**Figure content listings**
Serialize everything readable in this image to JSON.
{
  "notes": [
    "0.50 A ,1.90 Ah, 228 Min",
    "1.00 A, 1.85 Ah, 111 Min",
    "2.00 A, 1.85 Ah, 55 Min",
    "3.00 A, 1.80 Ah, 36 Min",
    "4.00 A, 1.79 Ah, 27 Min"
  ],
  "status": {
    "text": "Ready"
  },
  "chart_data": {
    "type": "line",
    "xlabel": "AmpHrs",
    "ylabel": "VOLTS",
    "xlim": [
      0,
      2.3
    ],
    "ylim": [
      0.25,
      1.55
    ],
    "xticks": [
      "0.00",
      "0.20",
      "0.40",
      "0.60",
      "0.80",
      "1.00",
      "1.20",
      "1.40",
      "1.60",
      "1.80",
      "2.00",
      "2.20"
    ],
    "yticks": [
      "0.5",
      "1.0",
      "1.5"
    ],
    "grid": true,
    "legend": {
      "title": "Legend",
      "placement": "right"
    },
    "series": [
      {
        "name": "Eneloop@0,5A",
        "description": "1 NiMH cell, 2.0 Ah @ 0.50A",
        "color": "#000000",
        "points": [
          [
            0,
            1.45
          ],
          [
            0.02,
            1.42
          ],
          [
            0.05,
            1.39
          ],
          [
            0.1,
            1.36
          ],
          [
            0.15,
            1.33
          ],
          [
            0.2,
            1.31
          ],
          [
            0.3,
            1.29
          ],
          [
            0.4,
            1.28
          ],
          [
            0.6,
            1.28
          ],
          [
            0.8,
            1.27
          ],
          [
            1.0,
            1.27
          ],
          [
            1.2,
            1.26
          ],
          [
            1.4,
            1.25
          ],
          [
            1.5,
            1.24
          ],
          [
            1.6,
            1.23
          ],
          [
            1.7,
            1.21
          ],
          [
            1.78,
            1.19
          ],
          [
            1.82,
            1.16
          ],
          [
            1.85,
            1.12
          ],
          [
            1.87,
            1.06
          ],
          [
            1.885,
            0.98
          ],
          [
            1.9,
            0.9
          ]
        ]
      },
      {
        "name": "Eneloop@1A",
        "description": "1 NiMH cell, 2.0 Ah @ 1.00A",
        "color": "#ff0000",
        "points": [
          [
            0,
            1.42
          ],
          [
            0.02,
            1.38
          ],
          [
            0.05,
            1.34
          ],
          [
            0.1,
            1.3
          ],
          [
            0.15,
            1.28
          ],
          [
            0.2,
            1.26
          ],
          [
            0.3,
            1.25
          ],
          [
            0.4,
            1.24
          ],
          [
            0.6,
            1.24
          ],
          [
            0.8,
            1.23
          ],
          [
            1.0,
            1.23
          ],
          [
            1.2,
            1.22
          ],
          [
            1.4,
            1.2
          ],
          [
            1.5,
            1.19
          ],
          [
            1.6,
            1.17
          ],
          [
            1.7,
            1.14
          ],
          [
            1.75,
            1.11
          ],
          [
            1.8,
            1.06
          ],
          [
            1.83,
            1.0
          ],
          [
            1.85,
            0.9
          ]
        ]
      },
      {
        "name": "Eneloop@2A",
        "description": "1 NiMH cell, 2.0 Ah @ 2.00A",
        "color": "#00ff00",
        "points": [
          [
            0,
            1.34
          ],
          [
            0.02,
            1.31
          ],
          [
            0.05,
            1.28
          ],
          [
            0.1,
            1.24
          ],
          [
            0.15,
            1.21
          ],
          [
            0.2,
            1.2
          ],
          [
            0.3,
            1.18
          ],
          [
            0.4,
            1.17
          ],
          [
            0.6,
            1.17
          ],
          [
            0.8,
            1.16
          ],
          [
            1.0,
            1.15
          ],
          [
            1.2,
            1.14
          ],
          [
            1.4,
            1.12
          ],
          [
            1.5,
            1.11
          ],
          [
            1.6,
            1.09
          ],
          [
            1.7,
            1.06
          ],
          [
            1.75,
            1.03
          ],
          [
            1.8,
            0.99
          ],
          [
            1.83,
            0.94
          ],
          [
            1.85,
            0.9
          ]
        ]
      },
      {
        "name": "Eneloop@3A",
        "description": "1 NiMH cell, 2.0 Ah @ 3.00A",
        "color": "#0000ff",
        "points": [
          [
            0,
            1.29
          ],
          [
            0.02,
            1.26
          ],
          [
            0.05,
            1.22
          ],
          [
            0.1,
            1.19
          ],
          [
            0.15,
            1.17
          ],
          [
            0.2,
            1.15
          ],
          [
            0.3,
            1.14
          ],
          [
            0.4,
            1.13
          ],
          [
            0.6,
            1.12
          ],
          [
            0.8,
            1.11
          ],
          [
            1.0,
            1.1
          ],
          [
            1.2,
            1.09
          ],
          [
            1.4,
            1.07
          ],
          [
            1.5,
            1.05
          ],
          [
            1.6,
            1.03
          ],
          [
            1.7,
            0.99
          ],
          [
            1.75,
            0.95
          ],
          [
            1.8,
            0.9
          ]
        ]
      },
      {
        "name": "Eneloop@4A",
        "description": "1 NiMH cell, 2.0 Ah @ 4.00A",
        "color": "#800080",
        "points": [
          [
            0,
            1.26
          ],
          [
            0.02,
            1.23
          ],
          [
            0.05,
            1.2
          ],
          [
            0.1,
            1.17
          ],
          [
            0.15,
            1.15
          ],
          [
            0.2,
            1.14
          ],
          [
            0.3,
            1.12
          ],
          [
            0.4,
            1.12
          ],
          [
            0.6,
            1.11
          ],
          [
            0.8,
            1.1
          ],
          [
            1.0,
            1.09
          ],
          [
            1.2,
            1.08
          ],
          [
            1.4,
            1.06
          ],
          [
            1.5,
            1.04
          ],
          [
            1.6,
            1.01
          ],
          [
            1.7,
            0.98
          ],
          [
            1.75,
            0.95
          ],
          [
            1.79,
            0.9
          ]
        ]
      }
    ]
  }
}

**Exercise**
Give the material above again, word for word.

**Answer below**
Serialize everything readable in this image to JSON.
{
  "notes": [
    "0.50 A ,1.90 Ah, 228 Min",
    "1.00 A, 1.85 Ah, 111 Min",
    "2.00 A, 1.85 Ah, 55 Min",
    "3.00 A, 1.80 Ah, 36 Min",
    "4.00 A, 1.79 Ah, 27 Min"
  ],
  "status": {
    "text": "Ready"
  },
  "chart_data": {
    "type": "line",
    "xlabel": "AmpHrs",
    "ylabel": "VOLTS",
    "xlim": [
      0,
      2.3
    ],
    "ylim": [
      0.25,
      1.55
    ],
    "xticks": [
      "0.00",
      "0.20",
      "0.40",
      "0.60",
      "0.80",
      "1.00",
      "1.20",
      "1.40",
      "1.60",
      "1.80",
      "2.00",
      "2.20"
    ],
    "yticks": [
      "0.5",
      "1.0",
      "1.5"
    ],
    "grid": true,
    "legend": {
      "title": "Legend",
      "placement": "right"
    },
    "series": [
      {
        "name": "Eneloop@0,5A",
        "description": "1 NiMH cell, 2.0 Ah @ 0.50A",
        "color": "#000000",
        "points": [
          [
            0,
            1.45
          ],
          [
            0.02,
            1.42
          ],
          [
            0.05,
            1.39
          ],
          [
            0.1,
            1.36
          ],
          [
            0.15,
            1.33
          ],
          [
            0.2,
            1.31
          ],
          [
            0.3,
            1.29
          ],
          [
            0.4,
            1.28
          ],
          [
            0.6,
            1.28
          ],
          [
            0.8,
            1.27
          ],
          [
            1.0,
            1.27
          ],
          [
            1.2,
            1.26
          ],
          [
            1.4,
            1.25
          ],
          [
            1.5,
            1.24
          ],
          [
            1.6,
            1.23
          ],
          [
            1.7,
            1.21
          ],
          [
            1.78,
            1.19
          ],
          [
            1.82,
            1.16
          ],
          [
            1.85,
            1.12
          ],
          [
            1.87,
            1.06
          ],
          [
            1.885,
            0.98
          ],
          [
            1.9,
            0.9
          ]
        ]
      },
      {
        "name": "Eneloop@1A",
        "description": "1 NiMH cell, 2.0 Ah @ 1.00A",
        "color": "#ff0000",
        "points": [
          [
            0,
            1.42
          ],
          [
            0.02,
            1.38
          ],
          [
            0.05,
            1.34
          ],
          [
            0.1,
            1.3
          ],
          [
            0.15,
            1.28
          ],
          [
            0.2,
            1.26
          ],
          [
            0.3,
            1.25
          ],
          [
            0.4,
            1.24
          ],
          [
            0.6,
            1.24
          ],
          [
            0.8,
            1.23
          ],
          [
            1.0,
            1.23
          ],
          [
            1.2,
            1.22
          ],
          [
            1.4,
            1.2
          ],
          [
            1.5,
            1.19
          ],
          [
            1.6,
            1.17
          ],
          [
            1.7,
            1.14
          ],
          [
            1.75,
            1.11
          ],
          [
            1.8,
            1.06
          ],
          [
            1.83,
            1.0
          ],
          [
            1.85,
            0.9
          ]
        ]
      },
      {
        "name": "Eneloop@2A",
        "description": "1 NiMH cell, 2.0 Ah @ 2.00A",
        "color": "#00ff00",
        "points": [
          [
            0,
            1.34
          ],
          [
            0.02,
            1.31
          ],
          [
            0.05,
            1.28
          ],
          [
            0.1,
            1.24
          ],
          [
            0.15,
            1.21
          ],
          [
            0.2,
            1.2
          ],
          [
            0.3,
            1.18
          ],
          [
            0.4,
            1.17
          ],
          [
            0.6,
            1.17
          ],
          [
            0.8,
            1.16
          ],
          [
            1.0,
            1.15
          ],
          [
            1.2,
            1.14
          ],
          [
            1.4,
            1.12
          ],
          [
            1.5,
            1.11
          ],
          [
            1.6,
            1.09
          ],
          [
            1.7,
            1.06
          ],
          [
            1.75,
            1.03
          ],
          [
            1.8,
            0.99
          ],
          [
            1.83,
            0.94
          ],
          [
            1.85,
            0.9
          ]
        ]
      },
      {
        "name": "Eneloop@3A",
        "description": "1 NiMH cell, 2.0 Ah @ 3.00A",
        "color": "#0000ff",
        "points": [
          [
            0,
            1.29
          ],
          [
            0.02,
            1.26
          ],
          [
            0.05,
            1.22
          ],
          [
            0.1,
            1.19
          ],
          [
            0.15,
            1.17
          ],
          [
            0.2,
            1.15
          ],
          [
            0.3,
            1.14
          ],
          [
            0.4,
            1.13
          ],
          [
            0.6,
            1.12
          ],
          [
            0.8,
            1.11
          ],
          [
            1.0,
            1.1
          ],
          [
            1.2,
            1.09
          ],
          [
            1.4,
            1.07
          ],
          [
            1.5,
            1.05
          ],
          [
            1.6,
            1.03
          ],
          [
            1.7,
            0.99
          ],
          [
            1.75,
            0.95
          ],
          [
            1.8,
            0.9
          ]
        ]
      },
      {
        "name": "Eneloop@4A",
        "description": "1 NiMH cell, 2.0 Ah @ 4.00A",
        "color": "#800080",
        "points": [
          [
            0,
            1.26
          ],
          [
            0.02,
            1.23
          ],
          [
            0.05,
            1.2
          ],
          [
            0.1,
            1.17
          ],
          [
            0.15,
            1.15
          ],
          [
            0.2,
            1.14
          ],
          [
            0.3,
            1.12
          ],
          [
            0.4,
            1.12
          ],
          [
            0.6,
            1.11
          ],
          [
            0.8,
            1.1
          ],
          [
            1.0,
            1.09
          ],
          [
            1.2,
            1.08
          ],
          [
            1.4,
            1.06
          ],
          [
            1.5,
            1.04
          ],
          [
            1.6,
            1.01
          ],
          [
            1.7,
            0.98
          ],
          [
            1.75,
            0.95
          ],
          [
            1.79,
            0.9
          ]
        ]
      }
    ]
  }
}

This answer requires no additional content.